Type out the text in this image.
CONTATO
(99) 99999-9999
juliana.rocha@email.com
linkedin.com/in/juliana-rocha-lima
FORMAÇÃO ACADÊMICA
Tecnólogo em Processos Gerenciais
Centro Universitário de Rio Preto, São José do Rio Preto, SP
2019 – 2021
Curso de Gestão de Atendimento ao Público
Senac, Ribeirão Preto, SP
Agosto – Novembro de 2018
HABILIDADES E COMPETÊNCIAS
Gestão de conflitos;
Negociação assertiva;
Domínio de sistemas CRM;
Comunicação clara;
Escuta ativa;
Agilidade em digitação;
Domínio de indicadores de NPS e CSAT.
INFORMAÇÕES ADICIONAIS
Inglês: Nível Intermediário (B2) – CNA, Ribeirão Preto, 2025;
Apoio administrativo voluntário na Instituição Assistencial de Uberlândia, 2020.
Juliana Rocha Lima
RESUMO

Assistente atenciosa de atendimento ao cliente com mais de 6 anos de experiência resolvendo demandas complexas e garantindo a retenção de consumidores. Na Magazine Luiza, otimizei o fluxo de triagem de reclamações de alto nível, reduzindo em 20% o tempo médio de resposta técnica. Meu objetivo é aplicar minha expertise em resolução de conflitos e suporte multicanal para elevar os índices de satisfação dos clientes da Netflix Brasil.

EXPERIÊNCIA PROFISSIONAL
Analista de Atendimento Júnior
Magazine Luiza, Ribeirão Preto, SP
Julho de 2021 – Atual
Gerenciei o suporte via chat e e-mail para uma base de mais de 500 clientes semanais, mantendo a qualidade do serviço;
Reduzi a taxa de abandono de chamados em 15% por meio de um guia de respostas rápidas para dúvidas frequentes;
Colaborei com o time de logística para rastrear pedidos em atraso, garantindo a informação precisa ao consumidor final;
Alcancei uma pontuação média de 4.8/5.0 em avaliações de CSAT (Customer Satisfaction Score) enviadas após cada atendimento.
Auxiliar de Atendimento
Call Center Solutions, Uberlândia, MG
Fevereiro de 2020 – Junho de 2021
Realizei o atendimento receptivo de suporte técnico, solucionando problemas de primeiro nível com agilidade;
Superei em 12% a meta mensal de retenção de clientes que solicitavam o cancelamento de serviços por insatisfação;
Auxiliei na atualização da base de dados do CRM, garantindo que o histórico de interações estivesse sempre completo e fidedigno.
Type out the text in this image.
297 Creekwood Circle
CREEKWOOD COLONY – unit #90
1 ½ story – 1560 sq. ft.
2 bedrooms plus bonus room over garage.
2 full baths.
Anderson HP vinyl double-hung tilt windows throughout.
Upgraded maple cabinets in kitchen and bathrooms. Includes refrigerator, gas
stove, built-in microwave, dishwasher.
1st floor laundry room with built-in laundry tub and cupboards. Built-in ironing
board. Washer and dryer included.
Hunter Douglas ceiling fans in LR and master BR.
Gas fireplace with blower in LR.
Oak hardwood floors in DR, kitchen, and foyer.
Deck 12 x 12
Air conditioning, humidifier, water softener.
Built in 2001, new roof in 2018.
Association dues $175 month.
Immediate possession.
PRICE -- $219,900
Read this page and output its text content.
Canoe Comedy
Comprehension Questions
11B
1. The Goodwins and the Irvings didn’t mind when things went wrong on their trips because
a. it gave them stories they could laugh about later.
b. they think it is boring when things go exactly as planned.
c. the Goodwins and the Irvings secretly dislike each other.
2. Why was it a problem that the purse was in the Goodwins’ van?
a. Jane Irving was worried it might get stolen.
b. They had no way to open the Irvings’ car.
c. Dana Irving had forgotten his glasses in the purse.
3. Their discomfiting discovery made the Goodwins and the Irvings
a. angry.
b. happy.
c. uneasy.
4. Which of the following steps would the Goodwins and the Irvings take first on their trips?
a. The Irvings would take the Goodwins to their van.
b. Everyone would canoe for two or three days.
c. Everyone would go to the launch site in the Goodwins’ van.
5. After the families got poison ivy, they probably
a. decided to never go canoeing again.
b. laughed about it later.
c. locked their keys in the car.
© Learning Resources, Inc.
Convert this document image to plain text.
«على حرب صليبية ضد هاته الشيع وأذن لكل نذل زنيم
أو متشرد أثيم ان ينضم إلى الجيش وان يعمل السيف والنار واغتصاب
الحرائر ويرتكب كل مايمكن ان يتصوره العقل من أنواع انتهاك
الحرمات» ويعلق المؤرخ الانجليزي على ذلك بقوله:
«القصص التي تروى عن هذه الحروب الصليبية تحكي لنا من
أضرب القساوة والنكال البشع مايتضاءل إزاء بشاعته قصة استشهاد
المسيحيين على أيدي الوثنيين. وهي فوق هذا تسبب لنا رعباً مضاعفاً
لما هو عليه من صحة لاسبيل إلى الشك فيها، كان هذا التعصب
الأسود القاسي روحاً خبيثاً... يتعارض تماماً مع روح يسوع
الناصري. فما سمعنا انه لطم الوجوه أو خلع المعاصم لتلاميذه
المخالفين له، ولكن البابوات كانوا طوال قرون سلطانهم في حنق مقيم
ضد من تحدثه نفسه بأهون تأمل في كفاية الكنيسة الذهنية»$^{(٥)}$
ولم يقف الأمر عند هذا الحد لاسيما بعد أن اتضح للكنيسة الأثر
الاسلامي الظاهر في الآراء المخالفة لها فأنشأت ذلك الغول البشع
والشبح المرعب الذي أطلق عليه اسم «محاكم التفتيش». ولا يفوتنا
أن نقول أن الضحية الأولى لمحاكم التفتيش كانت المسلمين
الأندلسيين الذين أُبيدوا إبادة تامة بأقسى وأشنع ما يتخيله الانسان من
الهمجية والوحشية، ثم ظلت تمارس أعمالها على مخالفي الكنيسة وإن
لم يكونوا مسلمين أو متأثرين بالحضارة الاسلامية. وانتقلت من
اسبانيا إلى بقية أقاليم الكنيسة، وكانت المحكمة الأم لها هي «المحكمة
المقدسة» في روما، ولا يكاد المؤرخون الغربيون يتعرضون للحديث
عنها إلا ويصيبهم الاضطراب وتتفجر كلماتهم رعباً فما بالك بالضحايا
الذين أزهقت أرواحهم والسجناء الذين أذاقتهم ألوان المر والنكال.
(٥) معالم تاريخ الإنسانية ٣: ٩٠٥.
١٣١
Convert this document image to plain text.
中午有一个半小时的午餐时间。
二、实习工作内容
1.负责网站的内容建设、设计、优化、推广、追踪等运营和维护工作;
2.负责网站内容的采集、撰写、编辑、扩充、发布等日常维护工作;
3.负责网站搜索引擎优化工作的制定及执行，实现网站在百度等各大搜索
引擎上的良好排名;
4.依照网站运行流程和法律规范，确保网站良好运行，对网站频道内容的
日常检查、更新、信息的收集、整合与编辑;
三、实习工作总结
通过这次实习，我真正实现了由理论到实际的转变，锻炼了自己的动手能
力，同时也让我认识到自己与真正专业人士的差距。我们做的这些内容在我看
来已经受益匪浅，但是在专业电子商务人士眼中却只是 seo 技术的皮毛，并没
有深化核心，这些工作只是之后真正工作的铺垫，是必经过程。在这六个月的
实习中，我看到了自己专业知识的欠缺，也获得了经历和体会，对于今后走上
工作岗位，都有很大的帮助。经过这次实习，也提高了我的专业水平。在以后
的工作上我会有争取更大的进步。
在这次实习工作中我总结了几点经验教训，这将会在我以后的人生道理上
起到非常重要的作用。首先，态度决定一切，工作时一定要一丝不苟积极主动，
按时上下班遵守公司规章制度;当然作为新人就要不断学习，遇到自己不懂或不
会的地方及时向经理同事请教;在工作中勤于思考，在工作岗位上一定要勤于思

....

**Challenge**
Find every line holding the word "trips"; give their count and nothing else.

**Written answer**
2